● **Records to process**
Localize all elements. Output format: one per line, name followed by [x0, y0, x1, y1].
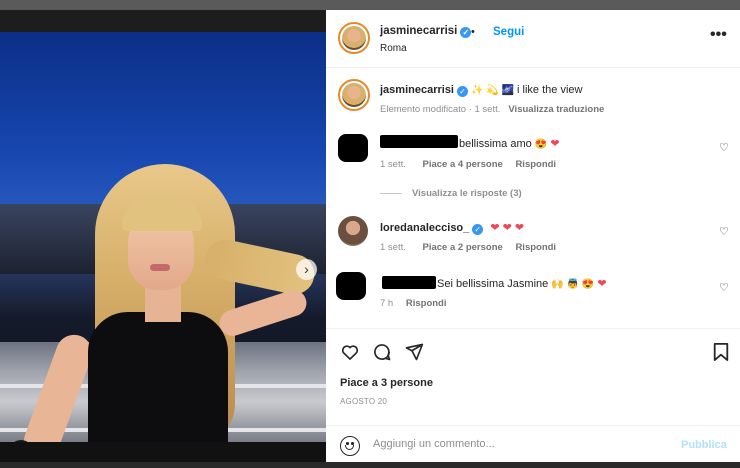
post-photo[interactable]: ›: [0, 32, 326, 442]
caption-text: i like the view: [517, 84, 583, 96]
photo-bottom-strip: [0, 442, 326, 462]
comment-emoji: 🙌 👼 😍: [551, 279, 595, 290]
follow-button[interactable]: Segui: [493, 26, 524, 38]
photo-lips: [150, 264, 170, 271]
comment-hearts-emoji: ❤ ❤ ❤: [490, 222, 525, 234]
verified-badge-icon: ✓: [457, 86, 468, 97]
reply-button[interactable]: Rispondi: [406, 298, 447, 309]
verified-badge-icon: ✓: [472, 224, 484, 235]
caption-username[interactable]: jasminecarrisi: [380, 84, 454, 96]
heart-outline-icon[interactable]: [340, 342, 360, 367]
redacted-username: [380, 135, 458, 148]
comment-body: bellissima amo: [459, 138, 532, 150]
comment-time: 1 sett.: [380, 159, 406, 170]
comment-avatar[interactable]: [338, 216, 368, 246]
post-header: jasminecarrisi ✓ • Segui Roma •••: [326, 10, 740, 68]
comment-icon[interactable]: [372, 342, 392, 367]
reply-button[interactable]: Rispondi: [515, 242, 556, 253]
background-page-bottom: [0, 462, 740, 468]
publish-button[interactable]: Pubblica: [681, 439, 727, 451]
post-author[interactable]: jasminecarrisi ✓: [380, 25, 472, 38]
comment-like-heart-icon[interactable]: ♡: [719, 141, 729, 154]
verified-badge-icon: ✓: [460, 27, 472, 38]
comment-heart-emoji: ❤: [597, 278, 607, 290]
post-date: AGOSTO 20: [340, 397, 388, 406]
comment-username[interactable]: loredanalecciso_: [380, 222, 469, 234]
comment-like-heart-icon[interactable]: ♡: [719, 281, 729, 294]
bookmark-icon[interactable]: [712, 342, 730, 367]
caption: jasminecarrisi ✓ ✨ 💫 🌌 i like the view: [380, 84, 582, 97]
emoji-smile-icon[interactable]: [340, 436, 360, 456]
comment-body: Sei bellissima Jasmine: [437, 278, 549, 290]
comment-text: Sei bellissima Jasmine 🙌 👼 😍 ❤: [437, 277, 607, 290]
comment-time: 1 sett.: [380, 242, 406, 253]
post-location[interactable]: Roma: [380, 43, 407, 54]
caption-avatar[interactable]: [338, 79, 370, 111]
redacted-username: [382, 276, 436, 289]
caption-meta: Elemento modificato · 1 sett. Visualizza …: [380, 104, 604, 115]
comment-likes[interactable]: Piace a 4 persone: [423, 159, 503, 170]
comment-avatar[interactable]: [338, 134, 368, 162]
comment-like-heart-icon[interactable]: ♡: [719, 225, 729, 238]
paper-plane-icon[interactable]: [404, 342, 424, 367]
comment-meta: 1 sett. Piace a 2 persone Rispondi: [380, 242, 556, 253]
caption-time: Elemento modificato · 1 sett.: [380, 104, 501, 115]
comment-time: 7 h: [380, 298, 394, 309]
separator-dot: •: [471, 26, 475, 38]
comment-heart-emoji: ❤: [550, 138, 560, 150]
divider: [326, 328, 740, 329]
likes-count[interactable]: Piace a 3 persone: [340, 377, 433, 389]
comment-emoji: 😍: [534, 139, 548, 150]
post-actions: [340, 342, 424, 367]
photo-bangs: [122, 197, 202, 231]
view-replies-label[interactable]: Visualizza le risposte (3): [412, 188, 522, 199]
comment-meta: 1 sett. Piace a 4 persone Rispondi: [380, 159, 556, 170]
comment-avatar[interactable]: [336, 272, 366, 300]
post-detail-panel: jasminecarrisi ✓ • Segui Roma ••• jasmine…: [326, 10, 740, 468]
more-options-icon[interactable]: •••: [710, 26, 727, 44]
translate-link[interactable]: Visualizza traduzione: [508, 104, 604, 115]
view-replies-button[interactable]: Visualizza le risposte (3): [380, 188, 522, 199]
post-author-username[interactable]: jasminecarrisi: [380, 25, 457, 37]
avatar[interactable]: [338, 22, 370, 54]
comment-text: loredanalecciso_ ✓ ❤ ❤ ❤: [380, 221, 524, 235]
background-page-topbar: [0, 0, 740, 10]
comment-text: bellissima amo 😍 ❤: [459, 137, 560, 150]
reply-button[interactable]: Rispondi: [515, 159, 556, 170]
photo-dress: [88, 312, 228, 442]
caption-emojis: ✨ 💫 🌌: [471, 85, 514, 96]
comment-likes[interactable]: Piace a 2 persone: [423, 242, 503, 253]
comment-input[interactable]: [373, 438, 663, 450]
chevron-right-icon[interactable]: ›: [296, 259, 317, 280]
background-page-left: [0, 10, 326, 32]
comment-meta: 7 h Rispondi: [380, 298, 447, 309]
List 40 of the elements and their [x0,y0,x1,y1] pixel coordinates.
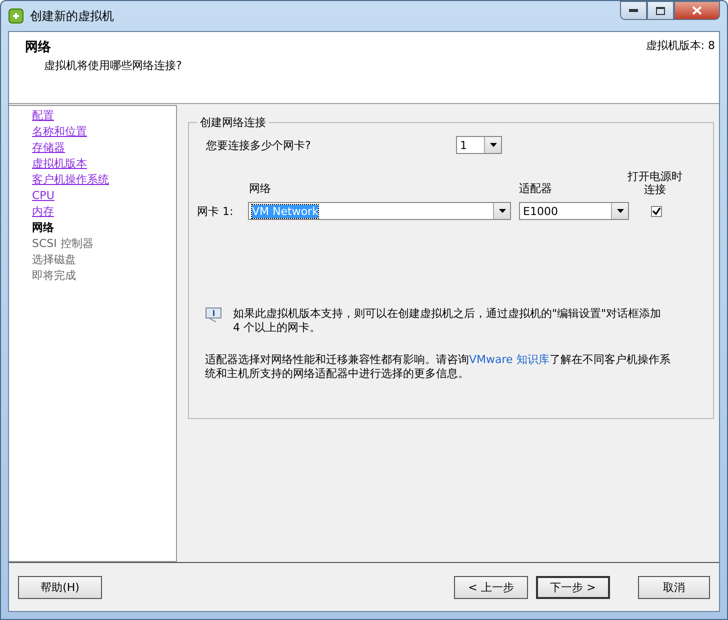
nic-count-dropdown[interactable]: 1 [456,136,502,154]
sidebar-item[interactable]: 网络 [32,220,176,236]
minimize-icon [629,9,638,12]
sidebar-item[interactable]: 存储器 [32,140,176,156]
nic-count-label: 您要连接多少个网卡? [206,138,312,152]
column-header: 打开电源时连接 [627,170,683,196]
sidebar-item[interactable]: 内存 [32,204,176,220]
page-title: 网络 [25,39,52,56]
sidebar-item[interactable]: SCSI 控制器 [32,236,176,252]
sidebar-item[interactable]: 配置 [32,108,176,124]
sidebar-item[interactable]: 名称和位置 [32,124,176,140]
checkbox[interactable] [651,206,662,216]
minimize-button[interactable] [620,1,647,20]
page-subtitle: 虚拟机将使用哪些网络连接? [44,58,182,73]
column-header: 网络 [249,181,272,196]
close-icon [692,6,702,15]
info-icon [205,307,223,323]
selected-value: VM Network [252,204,318,218]
info-text: 如果此虚拟机版本支持，则可以在创建虚拟机之后，通过虚拟机的"编辑设置"对话框添加 4 个以上的网卡。 [233,307,662,335]
sidebar-item[interactable]: 虚拟机版本 [32,156,176,172]
knowledge-base-link[interactable]: VMware 知识库 [469,353,550,366]
app-icon [8,8,24,24]
window-title: 创建新的虚拟机 [30,8,114,24]
nic-label: 网卡 1: [197,204,234,218]
maximize-icon [656,6,665,14]
adapter-note: 适配器选择对网络性能和迁移兼容性都有影响。请咨询VMware 知识库了解在不同客户机操作系统和主机所支持的网络适配器中进行选择的更多信息。 [205,353,672,381]
sidebar-item[interactable]: CPU [32,188,176,204]
sidebar-item[interactable]: 即将完成 [32,268,176,284]
column-header: 适配器 [519,181,553,196]
close-button[interactable] [674,1,720,20]
sidebar-item[interactable]: 选择磁盘 [32,252,176,268]
maximize-button[interactable] [647,1,674,20]
cancel-button[interactable]: 取消 [638,576,710,598]
group-title: 创建网络连接 [199,115,267,130]
sidebar-item[interactable]: 客户机操作系统 [32,172,176,188]
adapter-dropdown[interactable]: E1000 [519,202,629,220]
back-button[interactable]: < 上一步 [454,576,528,598]
help-button[interactable]: 帮助(H) [18,576,102,598]
version-label: 虚拟机版本: 8 [646,38,716,54]
next-button[interactable]: 下一步 > [536,576,610,598]
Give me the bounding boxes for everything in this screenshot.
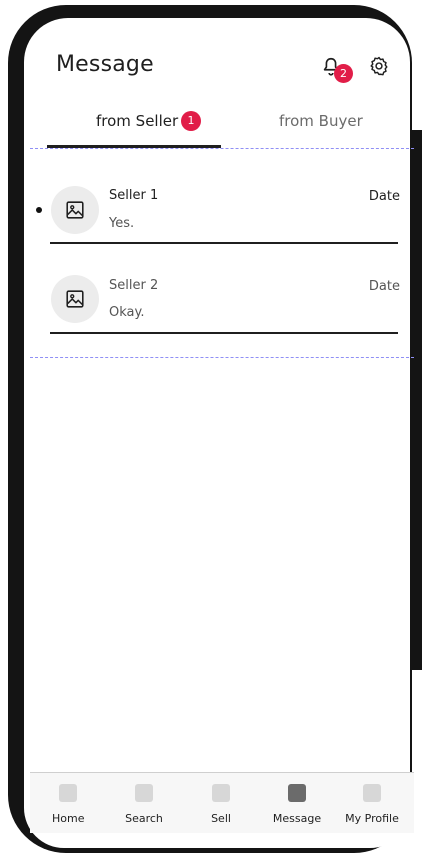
profile-icon — [363, 784, 381, 802]
avatar[interactable] — [51, 186, 99, 234]
sell-icon — [212, 784, 230, 802]
search-icon — [135, 784, 153, 802]
nav-sell[interactable]: Sell — [207, 784, 235, 825]
avatar[interactable] — [51, 275, 99, 323]
notification-badge: 2 — [334, 64, 353, 83]
nav-label: Message — [272, 812, 322, 825]
message-icon — [288, 784, 306, 802]
nav-home[interactable]: Home — [52, 784, 84, 825]
nav-label: Home — [52, 812, 85, 825]
nav-message[interactable]: Message — [272, 784, 322, 825]
tab-from-seller[interactable]: from Seller — [96, 112, 178, 130]
nav-label: Search — [125, 812, 163, 825]
image-icon — [66, 201, 84, 219]
unread-indicator — [36, 207, 42, 213]
nav-my-profile[interactable]: My Profile — [344, 784, 400, 825]
gear-icon[interactable] — [368, 55, 390, 77]
screen — [24, 18, 410, 848]
nav-search[interactable]: Search — [124, 784, 164, 825]
image-icon — [66, 290, 84, 308]
conversation-preview: Okay. — [109, 305, 145, 320]
page-title: Message — [56, 52, 154, 77]
nav-label: Sell — [211, 812, 231, 825]
conversation-name[interactable]: Seller 2 — [109, 278, 158, 293]
guide-line-bottom — [30, 357, 414, 358]
conversation-date: Date — [368, 189, 400, 204]
conversation-name[interactable]: Seller 1 — [109, 188, 158, 203]
tab-badge: 1 — [181, 111, 201, 131]
home-icon — [59, 784, 77, 802]
tab-from-buyer[interactable]: from Buyer — [279, 112, 363, 130]
guide-line-top — [30, 148, 414, 149]
row-divider — [50, 332, 398, 334]
phone-bezel-right — [410, 130, 422, 670]
conversation-preview: Yes. — [109, 216, 135, 231]
row-divider — [50, 242, 398, 244]
conversation-date: Date — [368, 279, 400, 294]
nav-label: My Profile — [345, 812, 399, 825]
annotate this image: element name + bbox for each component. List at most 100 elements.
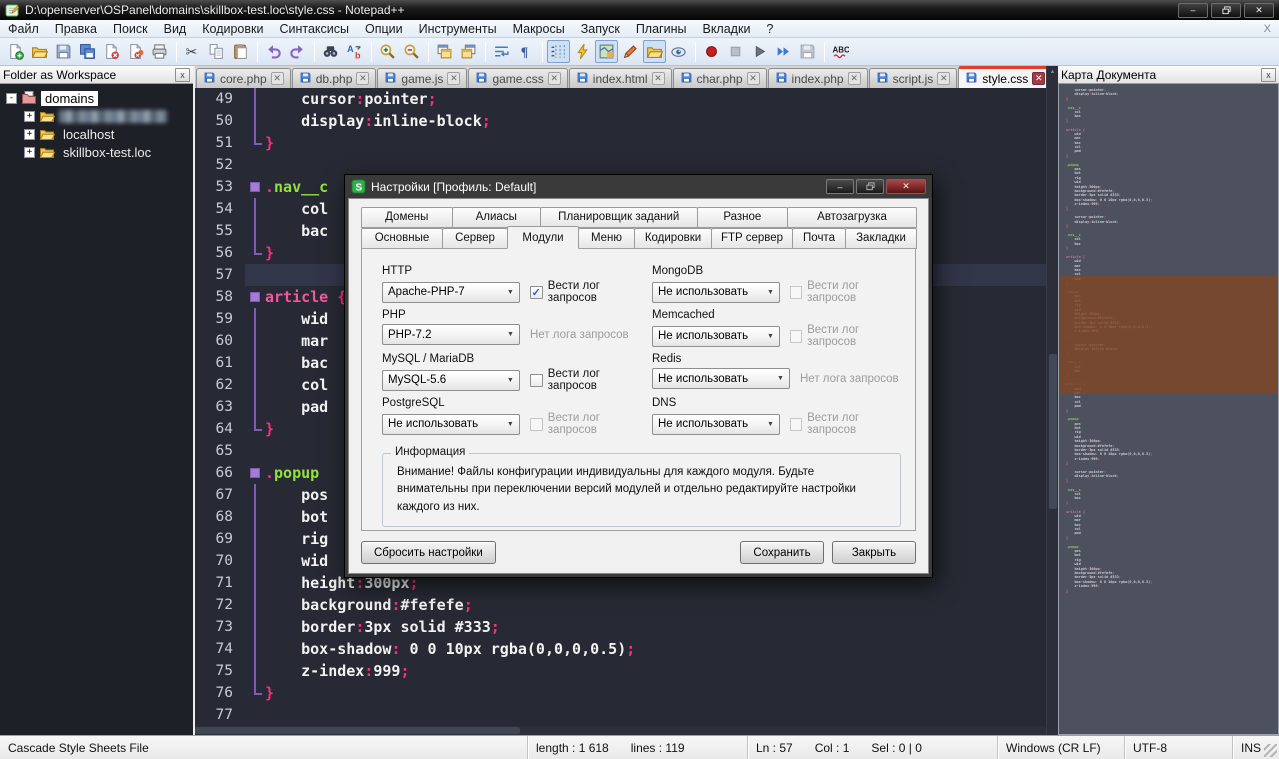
fold-margin[interactable] (245, 396, 265, 418)
settings-tab-Автозагрузка[interactable]: Автозагрузка (787, 207, 917, 228)
document-switcher-icon[interactable] (667, 40, 690, 63)
save-all-icon[interactable] (76, 40, 99, 63)
menu-item-Поиск[interactable]: Поиск (105, 20, 156, 37)
settings-tab-Основные[interactable]: Основные (361, 228, 443, 249)
edit-marker-icon[interactable] (619, 40, 642, 63)
tree-item-domains[interactable]: -domains (0, 89, 193, 107)
fold-margin[interactable] (245, 660, 265, 682)
reset-settings-button[interactable]: Сбросить настройки (361, 541, 496, 564)
fold-margin[interactable] (245, 264, 265, 286)
fold-margin[interactable] (245, 374, 265, 396)
fold-marker-icon[interactable] (250, 468, 260, 478)
expand-icon[interactable]: + (24, 147, 35, 158)
settings-tab-Модули[interactable]: Модули (507, 226, 579, 249)
menu-item-Вкладки[interactable]: Вкладки (694, 20, 758, 37)
horizontal-scrollbar[interactable] (195, 726, 1046, 735)
function-list-icon[interactable] (571, 40, 594, 63)
fold-margin[interactable] (245, 462, 265, 484)
fold-margin[interactable] (245, 418, 265, 440)
tab-close-icon[interactable]: ✕ (356, 72, 369, 85)
close-button[interactable]: ✕ (1244, 3, 1274, 18)
menu-item-Инструменты[interactable]: Инструменты (411, 20, 505, 37)
tab-game.css[interactable]: game.css✕ (468, 68, 567, 88)
macro-save-icon[interactable] (796, 40, 819, 63)
fold-margin[interactable] (245, 506, 265, 528)
tab-db.php[interactable]: db.php✕ (292, 68, 377, 88)
menu-item-Правка[interactable]: Правка (47, 20, 105, 37)
document-map-icon[interactable] (595, 40, 618, 63)
settings-tab-Разное[interactable]: Разное (697, 207, 789, 228)
menu-item-Кодировки[interactable]: Кодировки (194, 20, 271, 37)
module-version-dropdown[interactable]: Не использовать▼ (652, 368, 790, 389)
tab-close-icon[interactable]: ✕ (848, 72, 861, 85)
tab-close-icon[interactable]: ✕ (548, 72, 561, 85)
fold-margin[interactable] (245, 704, 265, 726)
document-map-close-icon[interactable]: x (1261, 68, 1276, 82)
macro-record-icon[interactable] (700, 40, 723, 63)
tree-item-redacted[interactable]: + (0, 107, 193, 125)
settings-tab-Алиасы[interactable]: Алиасы (452, 207, 541, 228)
module-version-dropdown[interactable]: Не использовать▼ (652, 414, 780, 435)
fold-margin[interactable] (245, 594, 265, 616)
find-icon[interactable] (319, 40, 342, 63)
tab-close-icon[interactable]: ✕ (747, 72, 760, 85)
settings-tab-Закладки[interactable]: Закладки (845, 228, 917, 249)
collapse-icon[interactable]: - (6, 93, 17, 104)
fold-margin[interactable] (245, 88, 265, 110)
tab-close-icon[interactable]: ✕ (937, 72, 950, 85)
cut-icon[interactable]: ✂ (181, 40, 204, 63)
menu-item-Синтаксисы[interactable]: Синтаксисы (271, 20, 357, 37)
menu-item-Опции[interactable]: Опции (357, 20, 411, 37)
fold-margin[interactable] (245, 682, 265, 704)
new-file-icon[interactable] (4, 40, 27, 63)
tree-item-skillbox-test.loc[interactable]: +skillbox-test.loc (0, 143, 193, 161)
dialog-restore-button[interactable] (856, 179, 884, 194)
save-button[interactable]: Сохранить (740, 541, 824, 564)
expand-icon[interactable]: + (24, 111, 35, 122)
close-all-icon[interactable] (124, 40, 147, 63)
undo-icon[interactable] (262, 40, 285, 63)
settings-tab-Меню[interactable]: Меню (578, 228, 635, 249)
settings-tab-Кодировки[interactable]: Кодировки (634, 228, 712, 249)
minimize-button[interactable]: – (1178, 3, 1208, 18)
sync-vertical-icon[interactable] (433, 40, 456, 63)
restore-button[interactable] (1211, 3, 1241, 18)
menu-item-Запуск[interactable]: Запуск (573, 20, 628, 37)
copy-icon[interactable] (205, 40, 228, 63)
settings-tab-Планировщик заданий[interactable]: Планировщик заданий (540, 207, 698, 228)
dialog-minimize-button[interactable]: – (826, 179, 854, 194)
fold-marker-icon[interactable] (250, 182, 260, 192)
tab-close-icon[interactable]: ✕ (271, 72, 284, 85)
fold-margin[interactable] (245, 572, 265, 594)
dialog-close-button[interactable]: ✕ (886, 179, 926, 194)
module-version-dropdown[interactable]: Не использовать▼ (652, 326, 780, 347)
settings-tab-Сервер[interactable]: Сервер (442, 228, 508, 249)
tab-style.css[interactable]: style.css✕ (958, 66, 1046, 88)
macro-stop-icon[interactable] (724, 40, 747, 63)
tab-game.js[interactable]: game.js✕ (377, 68, 467, 88)
tab-char.php[interactable]: char.php✕ (673, 68, 767, 88)
menu-item-Файл[interactable]: Файл (0, 20, 47, 37)
print-icon[interactable] (148, 40, 171, 63)
fold-margin[interactable] (245, 110, 265, 132)
fold-margin[interactable] (245, 154, 265, 176)
expand-icon[interactable]: + (24, 129, 35, 140)
fold-margin[interactable] (245, 242, 265, 264)
menu-item-Макросы[interactable]: Макросы (505, 20, 573, 37)
menu-item-Вид[interactable]: Вид (156, 20, 195, 37)
fold-margin[interactable] (245, 286, 265, 308)
tab-script.js[interactable]: script.js✕ (869, 68, 958, 88)
settings-tab-FTP сервер[interactable]: FTP сервер (711, 228, 793, 249)
document-map-minimap[interactable]: cursor:pointer; display:inline-block;}.n… (1058, 84, 1279, 735)
open-file-icon[interactable] (28, 40, 51, 63)
module-version-dropdown[interactable]: PHP-7.2▼ (382, 324, 520, 345)
log-requests-option[interactable]: ✓Вести лог запросов (530, 280, 652, 304)
minimap-viewport[interactable] (1059, 276, 1278, 394)
checkbox-checked-icon[interactable]: ✓ (530, 286, 543, 299)
redo-icon[interactable] (286, 40, 309, 63)
sync-horizontal-icon[interactable] (457, 40, 480, 63)
fold-margin[interactable] (245, 528, 265, 550)
vertical-scrollbar-thumb[interactable] (1049, 354, 1057, 509)
fold-margin[interactable] (245, 220, 265, 242)
workspace-panel-close-icon[interactable]: x (175, 68, 190, 82)
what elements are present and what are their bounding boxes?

● **Required task**
Format the lines starting at the one containing "post-photo[interactable]: ›: [0, 32, 326, 442]" and ending at the one containing "post-author[interactable]: jasminecarrisi ✓: [380, 25, 472, 38]" as a Markdown table with two columns, Row and Line. Number each line in the Row column and leave out any blank lines.

● **Solved problem**
| Row | Line |
|---|---|
| 1 | post-photo[interactable]: ›: [0, 32, 326, 442] |
| 2 | caption-text: i like the view: [517, 84, 583, 96] |
| 3 | photo-bottom-strip: [0, 442, 326, 462] |
| 4 | comment-emoji: 🙌 👼 😍: [551, 279, 595, 290] |
| 5 | follow-button[interactable]: Segui: [493, 26, 524, 38] |
| 6 | photo-lips: [150, 264, 170, 271] |
| 7 | comment-hearts-emoji: ❤ ❤ ❤: [490, 222, 525, 234] |
| 8 | verified-badge-icon: ✓: [457, 86, 468, 97] |
| 9 | reply-button[interactable]: Rispondi: [406, 298, 447, 309] |
| 10 | verified-badge-icon: ✓: [472, 224, 484, 235] |
| 11 | caption-username[interactable]: jasminecarrisi: [380, 84, 454, 96] |
| 12 | heart-outline-icon[interactable]: [340, 342, 360, 367] |
| 13 | redacted-username: [380, 135, 458, 148] |
| 14 | comment-body: bellissima amo: [459, 138, 532, 150] |
| 15 | comment-time: 1 sett.: [380, 159, 406, 170] |
| 16 | comment-avatar[interactable]: [338, 216, 368, 246] |
| 17 | post-header: jasminecarrisi ✓ • Segui Roma •••: [326, 10, 740, 68] |
| 18 | comment-icon[interactable]: [372, 342, 392, 367] |
| 19 | reply-button[interactable]: Rispondi: [515, 242, 556, 253] |
| 20 | background-page-bottom: [0, 462, 740, 468] |
| 21 | publish-button[interactable]: Pubblica: [681, 439, 727, 451] |
| 22 | post-author[interactable]: jasminecarrisi ✓: [380, 25, 472, 38] |